### INPUT

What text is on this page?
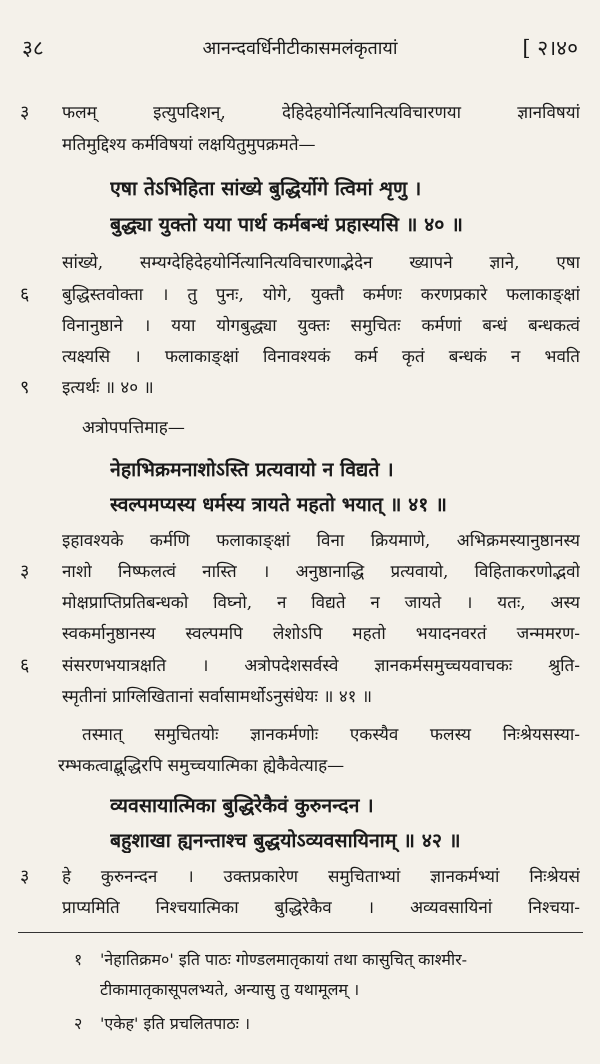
३८	आनन्दवर्धिनीटीकासमलंकृतायां	[ २।४०
३ फलम् इत्युपदिशन्, देहिदेहयोर्नित्यानित्यविचारणया ज्ञानविषयां
मतिमुद्दिश्य कर्मविषयां लक्षयितुमुपक्रमते—
एषा तेऽभिहिता सांख्ये बुद्धिर्योगे त्विमां शृणु ।
बुद्ध्या युक्तो यया पार्थ कर्मबन्धं प्रहास्यसि ॥ ४० ॥
सांख्ये, सम्यग्देहिदेहयोर्नित्यानित्यविचारणाद्भेदेन ख्यापने ज्ञाने, एषा
६ बुद्धिस्तवोक्ता । तु पुनः, योगे, युक्तौ कर्मणः करणप्रकारे फलाकाङ्क्षां
विनानुष्ठाने । यया योगबुद्ध्या युक्तः समुचितः कर्मणां बन्धं बन्धकत्वं
त्यक्ष्यसि । फलाकाङ्क्षां विनावश्यकं कर्म कृतं बन्धकं न भवति
९ इत्यर्थः ॥ ४० ॥
अत्रोपपत्तिमाह—
नेहाभिक्रमनाशोऽस्ति प्रत्यवायो न विद्यते ।
स्वल्पमप्यस्य धर्मस्य त्रायते महतो भयात् ॥ ४१ ॥
इहावश्यके कर्मणि फलाकाङ्क्षां विना क्रियमाणे, अभिक्रमस्यानुष्ठानस्य
३ नाशो निष्फलत्वं नास्ति । अनुष्ठानाद्धि प्रत्यवायो, विहिताकरणोद्भवो
मोक्षप्राप्तिप्रतिबन्धको विघ्नो, न विद्यते न जायते । यतः, अस्य
स्वकर्मानुष्ठानस्य स्वल्पमपि लेशोऽपि महतो भयादनवरतं जन्ममरण-
६ संसरणभयात्रक्षति । अत्रोपदेशसर्वस्वे ज्ञानकर्मसमुच्चयवाचकः श्रुति-
स्मृतीनां प्राग्लिखितानां सर्वासामर्थोऽनुसंधेयः ॥ ४१ ॥
तस्मात् समुचितयोः ज्ञानकर्मणोः एकस्यैव फलस्य निःश्रेयसस्या-
रम्भकत्वाद्बुद्धिरपि समुच्चयात्मिका ह्येकैवेत्याह—
व्यवसायात्मिका बुद्धिरेकैवं कुरुनन्दन ।
बहुशाखा ह्यनन्ताश्च बुद्धयोऽव्यवसायिनाम् ॥ ४२ ॥
३ हे कुरुनन्दन । उक्तप्रकारेण समुचिताभ्यां ज्ञानकर्मभ्यां निःश्रेयसं
प्राप्यमिति निश्चयात्मिका बुद्धिरेकैव । अव्यवसायिनां निश्चया-
१ 'नेहातिक्रम०' इति पाठः गोण्डलमातृकायां तथा कासुचित् काश्मीर-
टीकामातृकासूपलभ्यते, अन्यासु तु यथामूलम् ।
२ 'एकेह' इति प्रचलितपाठः ।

### AIM OF THE EXERCISE
Excluding the pictures, restate the records above word for word.

### PROBLEM SOLUTION
What text is on this page?
३८	आनन्दवर्धिनीटीकासमलंकृतायां	[ २।४०
३ फलम् इत्युपदिशन्, देहिदेहयोर्नित्यानित्यविचारणया ज्ञानविषयां
मतिमुद्दिश्य कर्मविषयां लक्षयितुमुपक्रमते—
एषा तेऽभिहिता सांख्ये बुद्धिर्योगे त्विमां शृणु ।
बुद्ध्या युक्तो यया पार्थ कर्मबन्धं प्रहास्यसि ॥ ४० ॥
सांख्ये, सम्यग्देहिदेहयोर्नित्यानित्यविचारणाद्भेदेन ख्यापने ज्ञाने, एषा
६ बुद्धिस्तवोक्ता । तु पुनः, योगे, युक्तौ कर्मणः करणप्रकारे फलाकाङ्क्षां
विनानुष्ठाने । यया योगबुद्ध्या युक्तः समुचितः कर्मणां बन्धं बन्धकत्वं
त्यक्ष्यसि । फलाकाङ्क्षां विनावश्यकं कर्म कृतं बन्धकं न भवति
९ इत्यर्थः ॥ ४० ॥
अत्रोपपत्तिमाह—
नेहाभिक्रमनाशोऽस्ति प्रत्यवायो न विद्यते ।
स्वल्पमप्यस्य धर्मस्य त्रायते महतो भयात् ॥ ४१ ॥
इहावश्यके कर्मणि फलाकाङ्क्षां विना क्रियमाणे, अभिक्रमस्यानुष्ठानस्य
३ नाशो निष्फलत्वं नास्ति । अनुष्ठानाद्धि प्रत्यवायो, विहिताकरणोद्भवो
मोक्षप्राप्तिप्रतिबन्धको विघ्नो, न विद्यते न जायते । यतः, अस्य
स्वकर्मानुष्ठानस्य स्वल्पमपि लेशोऽपि महतो भयादनवरतं जन्ममरण-
६ संसरणभयात्रक्षति । अत्रोपदेशसर्वस्वे ज्ञानकर्मसमुच्चयवाचकः श्रुति-
स्मृतीनां प्राग्लिखितानां सर्वासामर्थोऽनुसंधेयः ॥ ४१ ॥
तस्मात् समुचितयोः ज्ञानकर्मणोः एकस्यैव फलस्य निःश्रेयसस्या-
रम्भकत्वाद्बुद्धिरपि समुच्चयात्मिका ह्येकैवेत्याह—
व्यवसायात्मिका बुद्धिरेकैवं कुरुनन्दन ।
बहुशाखा ह्यनन्ताश्च बुद्धयोऽव्यवसायिनाम् ॥ ४२ ॥
३ हे कुरुनन्दन । उक्तप्रकारेण समुचिताभ्यां ज्ञानकर्मभ्यां निःश्रेयसं
प्राप्यमिति निश्चयात्मिका बुद्धिरेकैव । अव्यवसायिनां निश्चया-
१ 'नेहातिक्रम०' इति पाठः गोण्डलमातृकायां तथा कासुचित् काश्मीर-
टीकामातृकासूपलभ्यते, अन्यासु तु यथामूलम् ।
२ 'एकेह' इति प्रचलितपाठः ।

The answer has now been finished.